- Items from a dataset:
______________________________
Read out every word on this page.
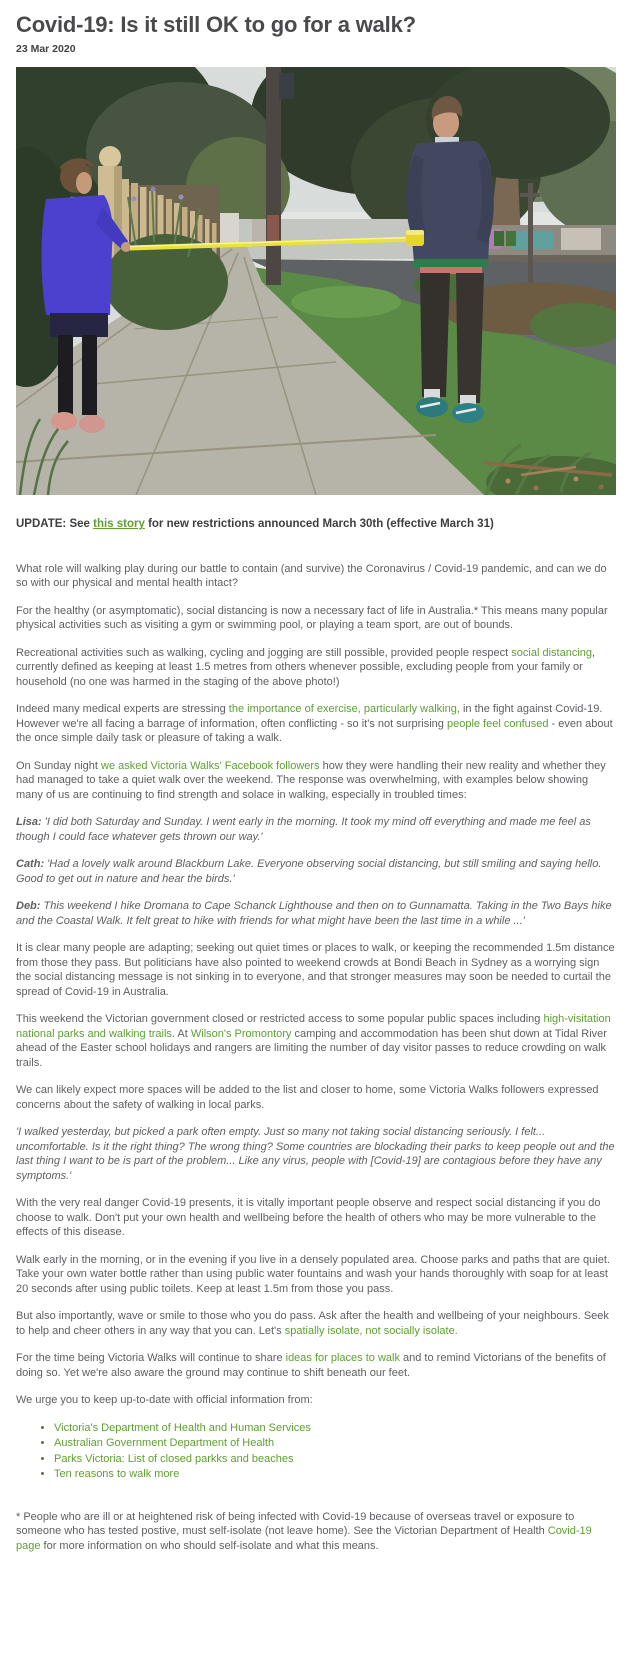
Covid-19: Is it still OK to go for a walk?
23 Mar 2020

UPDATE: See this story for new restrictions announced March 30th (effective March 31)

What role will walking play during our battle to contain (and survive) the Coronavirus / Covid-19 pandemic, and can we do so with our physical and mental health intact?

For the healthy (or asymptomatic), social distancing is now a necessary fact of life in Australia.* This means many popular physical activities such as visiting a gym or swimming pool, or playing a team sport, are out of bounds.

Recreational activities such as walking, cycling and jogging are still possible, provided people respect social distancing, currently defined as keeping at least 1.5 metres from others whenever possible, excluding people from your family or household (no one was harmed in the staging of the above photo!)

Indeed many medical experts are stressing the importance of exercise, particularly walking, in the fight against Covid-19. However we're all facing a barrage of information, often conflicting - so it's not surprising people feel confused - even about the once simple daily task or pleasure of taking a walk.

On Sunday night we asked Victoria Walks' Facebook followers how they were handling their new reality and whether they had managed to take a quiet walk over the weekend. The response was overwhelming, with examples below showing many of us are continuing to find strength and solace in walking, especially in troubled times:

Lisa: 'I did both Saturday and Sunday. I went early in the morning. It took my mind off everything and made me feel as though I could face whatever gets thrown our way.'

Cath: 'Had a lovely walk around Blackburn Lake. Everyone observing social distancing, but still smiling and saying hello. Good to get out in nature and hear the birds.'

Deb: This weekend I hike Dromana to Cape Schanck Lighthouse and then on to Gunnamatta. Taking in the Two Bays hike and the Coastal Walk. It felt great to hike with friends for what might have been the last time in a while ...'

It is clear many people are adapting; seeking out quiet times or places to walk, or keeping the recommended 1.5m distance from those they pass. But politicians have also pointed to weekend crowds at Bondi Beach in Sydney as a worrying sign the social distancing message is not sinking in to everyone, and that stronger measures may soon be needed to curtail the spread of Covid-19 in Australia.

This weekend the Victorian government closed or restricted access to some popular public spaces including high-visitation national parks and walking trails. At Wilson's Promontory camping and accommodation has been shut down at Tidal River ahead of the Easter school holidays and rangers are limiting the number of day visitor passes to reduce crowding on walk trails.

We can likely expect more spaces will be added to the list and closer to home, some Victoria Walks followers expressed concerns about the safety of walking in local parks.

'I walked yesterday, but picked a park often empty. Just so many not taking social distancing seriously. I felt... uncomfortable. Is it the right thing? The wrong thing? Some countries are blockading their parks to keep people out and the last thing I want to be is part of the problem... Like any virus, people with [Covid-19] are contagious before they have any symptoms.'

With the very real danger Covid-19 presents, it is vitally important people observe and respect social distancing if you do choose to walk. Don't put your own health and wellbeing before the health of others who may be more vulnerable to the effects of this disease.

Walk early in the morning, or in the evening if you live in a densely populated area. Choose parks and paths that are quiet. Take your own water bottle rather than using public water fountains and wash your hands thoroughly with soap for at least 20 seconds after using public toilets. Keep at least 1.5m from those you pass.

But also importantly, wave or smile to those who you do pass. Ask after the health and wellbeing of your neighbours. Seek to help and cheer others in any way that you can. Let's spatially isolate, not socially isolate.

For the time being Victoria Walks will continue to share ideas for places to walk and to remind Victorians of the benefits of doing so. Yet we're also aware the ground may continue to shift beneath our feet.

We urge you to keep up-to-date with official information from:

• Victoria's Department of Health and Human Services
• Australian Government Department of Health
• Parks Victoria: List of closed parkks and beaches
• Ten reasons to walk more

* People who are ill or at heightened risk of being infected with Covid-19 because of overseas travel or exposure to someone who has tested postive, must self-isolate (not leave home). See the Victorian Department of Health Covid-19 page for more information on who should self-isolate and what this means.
______________________________
- What to produce:
The copy you write must hold every record verbatim and none of the pictures.

- Result:
Read out every word on this page.
Covid-19: Is it still OK to go for a walk?
23 Mar 2020

UPDATE: See this story for new restrictions announced March 30th (effective March 31)

What role will walking play during our battle to contain (and survive) the Coronavirus / Covid-19 pandemic, and can we do so with our physical and mental health intact?

For the healthy (or asymptomatic), social distancing is now a necessary fact of life in Australia.* This means many popular physical activities such as visiting a gym or swimming pool, or playing a team sport, are out of bounds.

Recreational activities such as walking, cycling and jogging are still possible, provided people respect social distancing, currently defined as keeping at least 1.5 metres from others whenever possible, excluding people from your family or household (no one was harmed in the staging of the above photo!)

Indeed many medical experts are stressing the importance of exercise, particularly walking, in the fight against Covid-19. However we're all facing a barrage of information, often conflicting - so it's not surprising people feel confused - even about the once simple daily task or pleasure of taking a walk.

On Sunday night we asked Victoria Walks' Facebook followers how they were handling their new reality and whether they had managed to take a quiet walk over the weekend. The response was overwhelming, with examples below showing many of us are continuing to find strength and solace in walking, especially in troubled times:

Lisa: 'I did both Saturday and Sunday. I went early in the morning. It took my mind off everything and made me feel as though I could face whatever gets thrown our way.'

Cath: 'Had a lovely walk around Blackburn Lake. Everyone observing social distancing, but still smiling and saying hello. Good to get out in nature and hear the birds.'

Deb: This weekend I hike Dromana to Cape Schanck Lighthouse and then on to Gunnamatta. Taking in the Two Bays hike and the Coastal Walk. It felt great to hike with friends for what might have been the last time in a while ...'

It is clear many people are adapting; seeking out quiet times or places to walk, or keeping the recommended 1.5m distance from those they pass. But politicians have also pointed to weekend crowds at Bondi Beach in Sydney as a worrying sign the social distancing message is not sinking in to everyone, and that stronger measures may soon be needed to curtail the spread of Covid-19 in Australia.

This weekend the Victorian government closed or restricted access to some popular public spaces including high-visitation national parks and walking trails. At Wilson's Promontory camping and accommodation has been shut down at Tidal River ahead of the Easter school holidays and rangers are limiting the number of day visitor passes to reduce crowding on walk trails.

We can likely expect more spaces will be added to the list and closer to home, some Victoria Walks followers expressed concerns about the safety of walking in local parks.

'I walked yesterday, but picked a park often empty. Just so many not taking social distancing seriously. I felt... uncomfortable. Is it the right thing? The wrong thing? Some countries are blockading their parks to keep people out and the last thing I want to be is part of the problem... Like any virus, people with [Covid-19] are contagious before they have any symptoms.'

With the very real danger Covid-19 presents, it is vitally important people observe and respect social distancing if you do choose to walk. Don't put your own health and wellbeing before the health of others who may be more vulnerable to the effects of this disease.

Walk early in the morning, or in the evening if you live in a densely populated area. Choose parks and paths that are quiet. Take your own water bottle rather than using public water fountains and wash your hands thoroughly with soap for at least 20 seconds after using public toilets. Keep at least 1.5m from those you pass.

But also importantly, wave or smile to those who you do pass. Ask after the health and wellbeing of your neighbours. Seek to help and cheer others in any way that you can. Let's spatially isolate, not socially isolate.

For the time being Victoria Walks will continue to share ideas for places to walk and to remind Victorians of the benefits of doing so. Yet we're also aware the ground may continue to shift beneath our feet.

We urge you to keep up-to-date with official information from:

• Victoria's Department of Health and Human Services
• Australian Government Department of Health
• Parks Victoria: List of closed parkks and beaches
• Ten reasons to walk more

* People who are ill or at heightened risk of being infected with Covid-19 because of overseas travel or exposure to someone who has tested postive, must self-isolate (not leave home). See the Victorian Department of Health Covid-19 page for more information on who should self-isolate and what this means.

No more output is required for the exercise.